## [Extracted text]
━━━━━━━━━━

NEWS OF 150 YEARS AGO

November/December 1861

From The Missouri Democrat, Monday, November 18, 1861.

THE CAPTURE OF MASON AND SLIDELL.

Captain Wilkes, of the U.S. steam frigate San Jacinto, has rendered the country some service. After cruising six months off the coast of Africa, to the annoyance of the piratical slave traders, he called at Cienfuegos, on the southern coast of Cuba, and there received the interesting intelligence that the bogus Confederacy’s envoys, Mason and Slidell, had succeeded in running the blockade, on the steamer Nashville, and were then en route for Europe. Hastening to Havana, Captain Wilkes there learned that the emissaries of treason had sailed thence on the 7th inst., a day or two previously, on board the British mail steamer Trentz, plying between Vera Cruz and Southampton via Havana and St. Thomas. The San Jacinto hurriedly crowded sail in pursuit, overtook the Trentz near the southeastern end of the Bahama channel, and summarily brought her to. Captain Wilkes then communicated with the packet, and demanded the rendition of Messrs. Mason and Slidell. This was refused, on the grounds that there was no authority to take them from beneath the British flag on the high seas. The American Captain, thereupon, dispatched two boat loads of his men to the mail steamer, and placed his own vessel in a hostile attitude—to which argument the Briton responded by surrendering the envoys. It is further reported that they protested against being thus removed from a British packet, and were at first very decided in declining the invitation to leave. Their respective Secretaries and documents were also captured. On the 15th, Messrs. Mason and Slidell were landed securely at Fortress Monroe, whence their Secretaries, Eustic and McFarlan, were soon afterward dispatched to Fort Lafayette.

━━━━━━━━━━

## [Exercise 1]
Decide whether each statement below agrees with the 1861 news item on the capture of Mason and Slidell. For each, answer yes or no and quote the words from the item that settle it.
(a) Captain Wilkes learned at Cienfuegos that Mason and Slidell had slipped through the blockade on the steamer Nashville.
(b) When first asked, the mail steamer agreed to hand over the envoys.
(c) Mason and Slidell were landed at Fort Lafayette.
## [Exercise 2]
Extend the 1861 news item on the capture of Mason and Slidell, picking up right after its last sentence.

━━━━━━━━━━

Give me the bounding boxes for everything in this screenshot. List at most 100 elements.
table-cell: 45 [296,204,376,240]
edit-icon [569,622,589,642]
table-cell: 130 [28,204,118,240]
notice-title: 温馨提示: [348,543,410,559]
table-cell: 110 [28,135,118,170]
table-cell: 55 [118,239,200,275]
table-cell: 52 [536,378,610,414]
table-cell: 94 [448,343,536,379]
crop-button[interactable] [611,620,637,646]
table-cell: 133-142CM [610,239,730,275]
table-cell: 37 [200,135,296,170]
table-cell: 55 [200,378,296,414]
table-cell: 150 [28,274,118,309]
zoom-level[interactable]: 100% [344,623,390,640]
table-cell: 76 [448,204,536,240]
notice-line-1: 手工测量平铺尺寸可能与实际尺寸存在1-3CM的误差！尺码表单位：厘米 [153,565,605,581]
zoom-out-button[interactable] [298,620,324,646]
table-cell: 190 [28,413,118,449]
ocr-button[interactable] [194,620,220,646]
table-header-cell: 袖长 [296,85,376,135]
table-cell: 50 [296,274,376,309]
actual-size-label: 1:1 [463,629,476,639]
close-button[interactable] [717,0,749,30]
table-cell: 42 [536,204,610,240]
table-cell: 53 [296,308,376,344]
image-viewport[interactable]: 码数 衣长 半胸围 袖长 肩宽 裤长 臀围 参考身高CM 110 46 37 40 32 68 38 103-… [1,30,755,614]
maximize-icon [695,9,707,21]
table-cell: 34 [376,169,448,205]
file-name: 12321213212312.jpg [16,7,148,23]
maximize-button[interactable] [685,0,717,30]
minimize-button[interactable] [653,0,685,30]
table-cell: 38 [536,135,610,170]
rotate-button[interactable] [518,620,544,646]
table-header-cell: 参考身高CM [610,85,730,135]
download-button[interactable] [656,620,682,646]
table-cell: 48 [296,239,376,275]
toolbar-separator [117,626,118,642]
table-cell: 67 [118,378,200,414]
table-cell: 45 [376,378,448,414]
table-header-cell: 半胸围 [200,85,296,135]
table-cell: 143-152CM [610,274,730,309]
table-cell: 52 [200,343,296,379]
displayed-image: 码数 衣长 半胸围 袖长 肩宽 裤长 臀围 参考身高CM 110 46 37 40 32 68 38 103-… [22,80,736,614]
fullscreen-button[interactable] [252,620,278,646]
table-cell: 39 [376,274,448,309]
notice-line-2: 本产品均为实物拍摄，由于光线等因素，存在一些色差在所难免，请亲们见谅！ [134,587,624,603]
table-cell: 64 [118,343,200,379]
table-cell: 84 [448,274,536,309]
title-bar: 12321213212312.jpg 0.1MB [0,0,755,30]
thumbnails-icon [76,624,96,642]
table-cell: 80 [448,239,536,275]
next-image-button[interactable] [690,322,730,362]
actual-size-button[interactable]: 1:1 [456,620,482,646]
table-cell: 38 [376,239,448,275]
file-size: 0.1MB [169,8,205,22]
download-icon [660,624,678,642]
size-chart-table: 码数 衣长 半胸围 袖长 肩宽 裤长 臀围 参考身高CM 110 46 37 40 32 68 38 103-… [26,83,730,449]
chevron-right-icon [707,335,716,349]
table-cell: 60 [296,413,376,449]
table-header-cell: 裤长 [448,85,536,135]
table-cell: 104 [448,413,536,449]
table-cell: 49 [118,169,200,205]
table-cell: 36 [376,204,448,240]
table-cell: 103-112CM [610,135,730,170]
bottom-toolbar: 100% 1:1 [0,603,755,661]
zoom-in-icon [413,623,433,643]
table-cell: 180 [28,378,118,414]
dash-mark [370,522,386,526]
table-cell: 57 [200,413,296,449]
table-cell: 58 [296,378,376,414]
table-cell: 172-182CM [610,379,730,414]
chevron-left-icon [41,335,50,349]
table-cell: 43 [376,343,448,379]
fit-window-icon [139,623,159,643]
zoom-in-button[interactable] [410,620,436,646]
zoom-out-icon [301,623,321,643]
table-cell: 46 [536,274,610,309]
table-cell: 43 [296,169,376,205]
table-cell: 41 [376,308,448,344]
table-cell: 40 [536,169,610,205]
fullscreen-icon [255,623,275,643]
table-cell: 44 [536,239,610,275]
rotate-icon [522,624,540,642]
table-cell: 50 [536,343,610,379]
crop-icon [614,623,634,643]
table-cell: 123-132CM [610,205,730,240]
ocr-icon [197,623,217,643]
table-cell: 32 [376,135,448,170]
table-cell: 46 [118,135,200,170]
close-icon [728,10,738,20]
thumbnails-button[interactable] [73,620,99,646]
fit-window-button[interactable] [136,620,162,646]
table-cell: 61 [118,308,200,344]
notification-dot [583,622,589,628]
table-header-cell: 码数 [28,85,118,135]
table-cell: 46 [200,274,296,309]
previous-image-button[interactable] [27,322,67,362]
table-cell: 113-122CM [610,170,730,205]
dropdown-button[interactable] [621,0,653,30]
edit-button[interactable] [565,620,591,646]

━━━━━━━━━━

## [Final answer 1]
(a) Yes: "there received the interesting intelligence that the bogus Confederacy’s envoys, Mason and Slidell, had succeeded in running the blockade, on the steamer Nashville"
(b) No: "This was refused, on the grounds that there was no authority to take them from beneath the British flag on the high seas."
(c) No: "Messrs. Mason and Slidell were landed securely at Fortress Monroe, whence their Secretaries, Eustic and McFarlan, were soon afterward dispatched to Fort Lafayette."

## [Final answer 2]
Few events of the war have caused deeper satisfaction than this. Slidell and Mason were among the chief originators and conspirators of the atrocious rebellion. Each has figured conspicuously and disgracefully in the national Senate. Each played a principal part in the maneuvering by which the people of the South were “precipitated” into revolution. The government never had guiltier State prisoners in its grasp. The roll of leading traitors contains no names more infamous than theirs. In keeping with their eminence in treason are their personal characteristics. Mason is a reckless extremist in his declared views that Washington, Madison, Jefferson, Henry, and all the early fathers of this republic made a great mistake in regarding slavery as an evil and the freedom of the laboring class as a blessing. In the complete shamelessness of his aristocratic and tyrannical teachings, so utterly opposed to the whole spirit of our government and history, Mason is a fit type of the piratical slaveocracy. As well does he represent it in the insolent superciliousness of his low and narrow soul, which discovers in the toiling masses only the “mudsills of society,” and in the slaveholders its sublime columns and dome. The name of Slidell, like that of Floyd, is identified with stupendous and notorious fraud as closely as with the attempt to destroy the republic. As a matter of justice, the capture of this precious pair must command the heartiest approbation of the country. It is to be hoped that nothing will occur to deprive them of the much needed opportunity and leisure now so happily afforded them for meditation and penitence.

Not unreasonably, it is apprehended that haughty Britain may take umbrage at this seizure of passengers on board one of her packets at sea. It would indeed seem that Capt. Wilkes was far more inspired by zeal for the American Eagle than by respect for the British Lion. The right of Albion to search vessels bearing our national ensign, and to seize persons on board, upon any pretext whatsoever, is one which our people and statesmen have studiously denied. England will undoubtedly demand and explanation of this affair, and it may be difficult to avoid a disavowal of it. Had the prisoners been taken in the steamer Fingal, which is said to have brought from England a cargo of confederate arms, probably only the rebels would have complained. But it does not appear that anything further is alleged against the mail steamer than that Messrs. Mason and Slidell, with their aids, families and servants, had taken passage on board of her. Unless it can be shown that her captain was aware of the nature and object of their journey, he can not be included among those violators of her neutrality, from whom Britain has formally withdrawn her protection. It is, however, certain, that only her predetermination to engage in war with this country, can make the action of Captain Wilkes an occasion for quarrel. Unless within the recognized law of nations, it will doubtless be promptly disavowed by our Government, and honorable reparation rendered. Wilkes himself expresses misgivings as to the strict regularity of his course, but avows that he would be satisfied with what he has done, even though court martialed and cashiered. The country, too, would in that event applaud and reward him. To what extent reparation would be required, and whether the demand would include the giving up of the prisoners, are questions of deep interest, and which only the future can answer. When we remember the British government is avowedly neutral, it can scarcely be expected to make the cause of the prisoners their own. For the detention of the mail steamer, a pecuniary consideration would doubtless satisfy the proprietors. For any apparent indignity to the British flag, a disavowal of the act as such, and the formal punishment of the unauthorized patriot would probably suffice.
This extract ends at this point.